» **Data excerpts**:
▽

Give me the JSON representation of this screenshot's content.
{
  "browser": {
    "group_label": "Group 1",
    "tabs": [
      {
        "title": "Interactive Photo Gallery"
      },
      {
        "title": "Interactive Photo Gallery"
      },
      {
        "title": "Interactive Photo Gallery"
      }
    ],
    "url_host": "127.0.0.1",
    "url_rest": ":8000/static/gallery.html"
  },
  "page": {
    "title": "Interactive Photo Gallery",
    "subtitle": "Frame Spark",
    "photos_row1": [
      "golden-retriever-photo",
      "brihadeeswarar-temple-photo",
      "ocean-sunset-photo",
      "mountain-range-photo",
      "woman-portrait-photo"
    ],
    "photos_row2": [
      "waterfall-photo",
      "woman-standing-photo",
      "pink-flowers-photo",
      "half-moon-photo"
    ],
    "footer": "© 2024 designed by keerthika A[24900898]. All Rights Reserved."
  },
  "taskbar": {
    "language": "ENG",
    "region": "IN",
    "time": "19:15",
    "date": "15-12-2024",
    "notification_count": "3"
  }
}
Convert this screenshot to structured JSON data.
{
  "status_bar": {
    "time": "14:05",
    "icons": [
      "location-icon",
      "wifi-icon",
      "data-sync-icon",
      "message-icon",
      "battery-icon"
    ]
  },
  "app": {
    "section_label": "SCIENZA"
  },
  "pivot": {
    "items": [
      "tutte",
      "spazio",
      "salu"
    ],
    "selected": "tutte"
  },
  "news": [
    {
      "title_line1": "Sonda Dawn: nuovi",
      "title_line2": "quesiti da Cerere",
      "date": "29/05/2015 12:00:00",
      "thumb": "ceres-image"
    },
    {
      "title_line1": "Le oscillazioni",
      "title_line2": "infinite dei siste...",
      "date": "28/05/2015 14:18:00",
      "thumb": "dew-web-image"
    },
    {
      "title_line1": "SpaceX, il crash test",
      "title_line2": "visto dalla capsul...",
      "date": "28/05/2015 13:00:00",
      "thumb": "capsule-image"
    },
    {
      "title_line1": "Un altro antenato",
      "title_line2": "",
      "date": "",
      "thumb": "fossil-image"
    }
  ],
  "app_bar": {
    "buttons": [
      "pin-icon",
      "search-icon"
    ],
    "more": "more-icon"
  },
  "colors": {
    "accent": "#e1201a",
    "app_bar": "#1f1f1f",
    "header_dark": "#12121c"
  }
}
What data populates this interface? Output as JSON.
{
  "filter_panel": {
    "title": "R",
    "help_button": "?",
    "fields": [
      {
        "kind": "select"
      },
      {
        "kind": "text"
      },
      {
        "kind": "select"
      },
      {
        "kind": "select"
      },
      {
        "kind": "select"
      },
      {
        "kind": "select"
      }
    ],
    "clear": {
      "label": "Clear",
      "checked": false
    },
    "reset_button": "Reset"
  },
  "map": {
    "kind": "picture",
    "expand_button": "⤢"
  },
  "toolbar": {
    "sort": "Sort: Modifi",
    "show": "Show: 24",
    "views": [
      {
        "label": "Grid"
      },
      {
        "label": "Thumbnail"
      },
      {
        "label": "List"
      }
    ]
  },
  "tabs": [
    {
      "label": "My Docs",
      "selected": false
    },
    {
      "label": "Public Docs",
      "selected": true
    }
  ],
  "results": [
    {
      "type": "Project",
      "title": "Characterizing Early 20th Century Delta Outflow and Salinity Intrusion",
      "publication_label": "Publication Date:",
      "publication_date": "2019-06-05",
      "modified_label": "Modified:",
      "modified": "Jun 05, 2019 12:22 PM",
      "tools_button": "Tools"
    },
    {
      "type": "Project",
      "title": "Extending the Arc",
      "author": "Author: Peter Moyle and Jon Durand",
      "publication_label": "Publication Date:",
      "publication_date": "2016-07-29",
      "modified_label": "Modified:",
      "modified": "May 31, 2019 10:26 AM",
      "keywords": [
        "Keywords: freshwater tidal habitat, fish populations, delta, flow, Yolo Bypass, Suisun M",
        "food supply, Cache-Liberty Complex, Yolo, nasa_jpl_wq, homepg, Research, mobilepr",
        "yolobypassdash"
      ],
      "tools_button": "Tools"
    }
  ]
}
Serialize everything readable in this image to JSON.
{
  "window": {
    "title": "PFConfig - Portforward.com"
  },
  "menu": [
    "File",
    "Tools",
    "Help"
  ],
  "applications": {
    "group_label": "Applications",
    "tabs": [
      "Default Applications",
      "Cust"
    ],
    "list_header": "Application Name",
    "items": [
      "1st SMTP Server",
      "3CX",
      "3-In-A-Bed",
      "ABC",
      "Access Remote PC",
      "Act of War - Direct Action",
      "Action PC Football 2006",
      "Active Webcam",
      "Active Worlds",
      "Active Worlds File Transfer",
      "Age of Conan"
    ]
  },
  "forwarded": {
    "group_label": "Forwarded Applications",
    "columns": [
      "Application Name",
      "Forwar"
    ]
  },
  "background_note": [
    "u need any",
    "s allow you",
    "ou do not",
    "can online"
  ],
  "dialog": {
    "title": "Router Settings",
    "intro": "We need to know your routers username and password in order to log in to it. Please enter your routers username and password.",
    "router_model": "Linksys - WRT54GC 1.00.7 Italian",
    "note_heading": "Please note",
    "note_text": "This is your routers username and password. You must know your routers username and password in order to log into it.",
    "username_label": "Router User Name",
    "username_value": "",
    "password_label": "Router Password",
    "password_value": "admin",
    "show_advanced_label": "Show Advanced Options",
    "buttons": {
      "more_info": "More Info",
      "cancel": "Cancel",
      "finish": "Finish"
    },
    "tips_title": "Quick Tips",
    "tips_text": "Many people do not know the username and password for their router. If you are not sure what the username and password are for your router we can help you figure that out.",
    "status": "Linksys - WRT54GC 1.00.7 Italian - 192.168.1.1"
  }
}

△

» **Work to complete**: Restate the data above word for word.

» **Solution**:
Give me the JSON representation of this screenshot's content.
{
  "browser": {
    "group_label": "Group 1",
    "tabs": [
      {
        "title": "Interactive Photo Gallery"
      },
      {
        "title": "Interactive Photo Gallery"
      },
      {
        "title": "Interactive Photo Gallery"
      }
    ],
    "url_host": "127.0.0.1",
    "url_rest": ":8000/static/gallery.html"
  },
  "page": {
    "title": "Interactive Photo Gallery",
    "subtitle": "Frame Spark",
    "photos_row1": [
      "golden-retriever-photo",
      "brihadeeswarar-temple-photo",
      "ocean-sunset-photo",
      "mountain-range-photo",
      "woman-portrait-photo"
    ],
    "photos_row2": [
      "waterfall-photo",
      "woman-standing-photo",
      "pink-flowers-photo",
      "half-moon-photo"
    ],
    "footer": "© 2024 designed by keerthika A[24900898]. All Rights Reserved."
  },
  "taskbar": {
    "language": "ENG",
    "region": "IN",
    "time": "19:15",
    "date": "15-12-2024",
    "notification_count": "3"
  }
}
Convert this screenshot to structured JSON data.
{
  "status_bar": {
    "time": "14:05",
    "icons": [
      "location-icon",
      "wifi-icon",
      "data-sync-icon",
      "message-icon",
      "battery-icon"
    ]
  },
  "app": {
    "section_label": "SCIENZA"
  },
  "pivot": {
    "items": [
      "tutte",
      "spazio",
      "salu"
    ],
    "selected": "tutte"
  },
  "news": [
    {
      "title_line1": "Sonda Dawn: nuovi",
      "title_line2": "quesiti da Cerere",
      "date": "29/05/2015 12:00:00",
      "thumb": "ceres-image"
    },
    {
      "title_line1": "Le oscillazioni",
      "title_line2": "infinite dei siste...",
      "date": "28/05/2015 14:18:00",
      "thumb": "dew-web-image"
    },
    {
      "title_line1": "SpaceX, il crash test",
      "title_line2": "visto dalla capsul...",
      "date": "28/05/2015 13:00:00",
      "thumb": "capsule-image"
    },
    {
      "title_line1": "Un altro antenato",
      "title_line2": "",
      "date": "",
      "thumb": "fossil-image"
    }
  ],
  "app_bar": {
    "buttons": [
      "pin-icon",
      "search-icon"
    ],
    "more": "more-icon"
  },
  "colors": {
    "accent": "#e1201a",
    "app_bar": "#1f1f1f",
    "header_dark": "#12121c"
  }
}
What data populates this interface? Output as JSON.
{
  "filter_panel": {
    "title": "R",
    "help_button": "?",
    "fields": [
      {
        "kind": "select"
      },
      {
        "kind": "text"
      },
      {
        "kind": "select"
      },
      {
        "kind": "select"
      },
      {
        "kind": "select"
      },
      {
        "kind": "select"
      }
    ],
    "clear": {
      "label": "Clear",
      "checked": false
    },
    "reset_button": "Reset"
  },
  "map": {
    "kind": "picture",
    "expand_button": "⤢"
  },
  "toolbar": {
    "sort": "Sort: Modifi",
    "show": "Show: 24",
    "views": [
      {
        "label": "Grid"
      },
      {
        "label": "Thumbnail"
      },
      {
        "label": "List"
      }
    ]
  },
  "tabs": [
    {
      "label": "My Docs",
      "selected": false
    },
    {
      "label": "Public Docs",
      "selected": true
    }
  ],
  "results": [
    {
      "type": "Project",
      "title": "Characterizing Early 20th Century Delta Outflow and Salinity Intrusion",
      "publication_label": "Publication Date:",
      "publication_date": "2019-06-05",
      "modified_label": "Modified:",
      "modified": "Jun 05, 2019 12:22 PM",
      "tools_button": "Tools"
    },
    {
      "type": "Project",
      "title": "Extending the Arc",
      "author": "Author: Peter Moyle and Jon Durand",
      "publication_label": "Publication Date:",
      "publication_date": "2016-07-29",
      "modified_label": "Modified:",
      "modified": "May 31, 2019 10:26 AM",
      "keywords": [
        "Keywords: freshwater tidal habitat, fish populations, delta, flow, Yolo Bypass, Suisun M",
        "food supply, Cache-Liberty Complex, Yolo, nasa_jpl_wq, homepg, Research, mobilepr",
        "yolobypassdash"
      ],
      "tools_button": "Tools"
    }
  ]
}
Serialize everything readable in this image to JSON.
{
  "window": {
    "title": "PFConfig - Portforward.com"
  },
  "menu": [
    "File",
    "Tools",
    "Help"
  ],
  "applications": {
    "group_label": "Applications",
    "tabs": [
      "Default Applications",
      "Cust"
    ],
    "list_header": "Application Name",
    "items": [
      "1st SMTP Server",
      "3CX",
      "3-In-A-Bed",
      "ABC",
      "Access Remote PC",
      "Act of War - Direct Action",
      "Action PC Football 2006",
      "Active Webcam",
      "Active Worlds",
      "Active Worlds File Transfer",
      "Age of Conan"
    ]
  },
  "forwarded": {
    "group_label": "Forwarded Applications",
    "columns": [
      "Application Name",
      "Forwar"
    ]
  },
  "background_note": [
    "u need any",
    "s allow you",
    "ou do not",
    "can online"
  ],
  "dialog": {
    "title": "Router Settings",
    "intro": "We need to know your routers username and password in order to log in to it. Please enter your routers username and password.",
    "router_model": "Linksys - WRT54GC 1.00.7 Italian",
    "note_heading": "Please note",
    "note_text": "This is your routers username and password. You must know your routers username and password in order to log into it.",
    "username_label": "Router User Name",
    "username_value": "",
    "password_label": "Router Password",
    "password_value": "admin",
    "show_advanced_label": "Show Advanced Options",
    "buttons": {
      "more_info": "More Info",
      "cancel": "Cancel",
      "finish": "Finish"
    },
    "tips_title": "Quick Tips",
    "tips_text": "Many people do not know the username and password for their router. If you are not sure what the username and password are for your router we can help you figure that out.",
    "status": "Linksys - WRT54GC 1.00.7 Italian - 192.168.1.1"
  }
}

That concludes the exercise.